[Stored records]
#####
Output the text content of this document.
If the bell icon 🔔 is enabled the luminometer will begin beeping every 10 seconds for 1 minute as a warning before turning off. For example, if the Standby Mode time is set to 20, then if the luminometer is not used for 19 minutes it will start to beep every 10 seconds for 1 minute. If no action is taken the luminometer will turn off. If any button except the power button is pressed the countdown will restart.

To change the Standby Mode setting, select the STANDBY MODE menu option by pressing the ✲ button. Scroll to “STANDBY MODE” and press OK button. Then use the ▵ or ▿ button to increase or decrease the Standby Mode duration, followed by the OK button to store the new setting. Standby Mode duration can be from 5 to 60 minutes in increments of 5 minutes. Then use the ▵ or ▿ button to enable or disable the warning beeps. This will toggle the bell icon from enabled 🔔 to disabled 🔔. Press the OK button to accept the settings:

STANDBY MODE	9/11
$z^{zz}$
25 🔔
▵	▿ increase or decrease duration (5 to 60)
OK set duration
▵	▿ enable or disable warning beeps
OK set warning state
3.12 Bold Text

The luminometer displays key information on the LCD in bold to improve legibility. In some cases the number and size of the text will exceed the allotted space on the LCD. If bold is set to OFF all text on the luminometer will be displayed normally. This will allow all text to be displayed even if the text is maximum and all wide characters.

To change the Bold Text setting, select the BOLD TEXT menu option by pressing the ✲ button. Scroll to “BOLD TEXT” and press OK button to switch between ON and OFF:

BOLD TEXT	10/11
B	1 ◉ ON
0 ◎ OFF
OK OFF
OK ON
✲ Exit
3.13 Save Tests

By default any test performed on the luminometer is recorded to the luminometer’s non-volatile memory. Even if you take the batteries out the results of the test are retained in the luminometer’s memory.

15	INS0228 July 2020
#####
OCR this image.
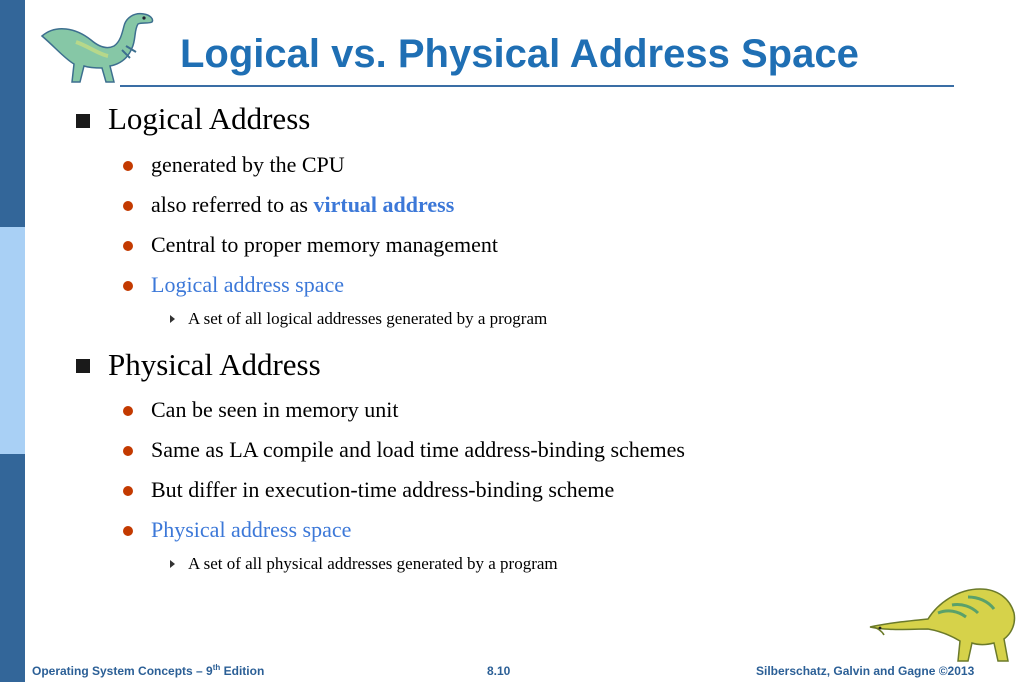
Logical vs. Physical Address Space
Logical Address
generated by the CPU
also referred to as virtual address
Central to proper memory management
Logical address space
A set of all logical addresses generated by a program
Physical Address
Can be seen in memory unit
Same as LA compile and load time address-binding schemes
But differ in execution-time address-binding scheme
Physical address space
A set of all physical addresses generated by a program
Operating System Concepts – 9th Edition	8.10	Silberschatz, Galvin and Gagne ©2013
#####
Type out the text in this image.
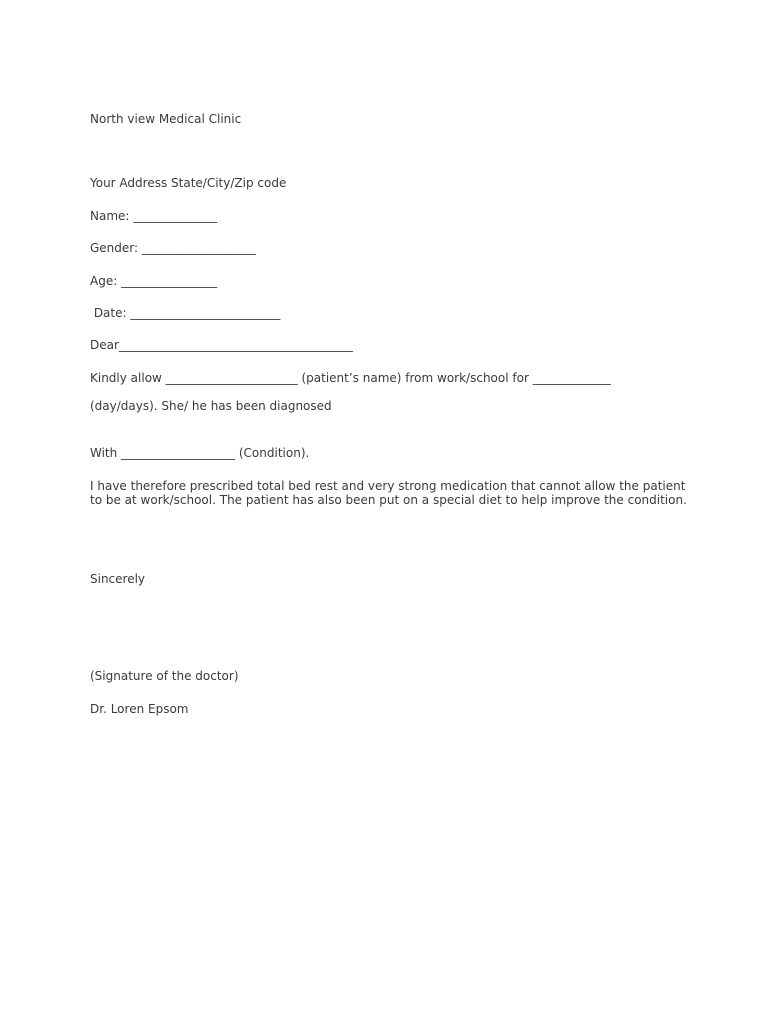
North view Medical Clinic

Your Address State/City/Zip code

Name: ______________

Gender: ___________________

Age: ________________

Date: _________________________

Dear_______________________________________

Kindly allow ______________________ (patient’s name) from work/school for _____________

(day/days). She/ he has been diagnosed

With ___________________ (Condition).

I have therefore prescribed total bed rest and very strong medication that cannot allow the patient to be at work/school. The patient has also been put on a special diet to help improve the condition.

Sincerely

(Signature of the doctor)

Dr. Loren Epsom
#####
[Set task] Collect each line containing the string "program".

[Correct result]
A set of all logical addresses generated by a program
A set of all physical addresses generated by a program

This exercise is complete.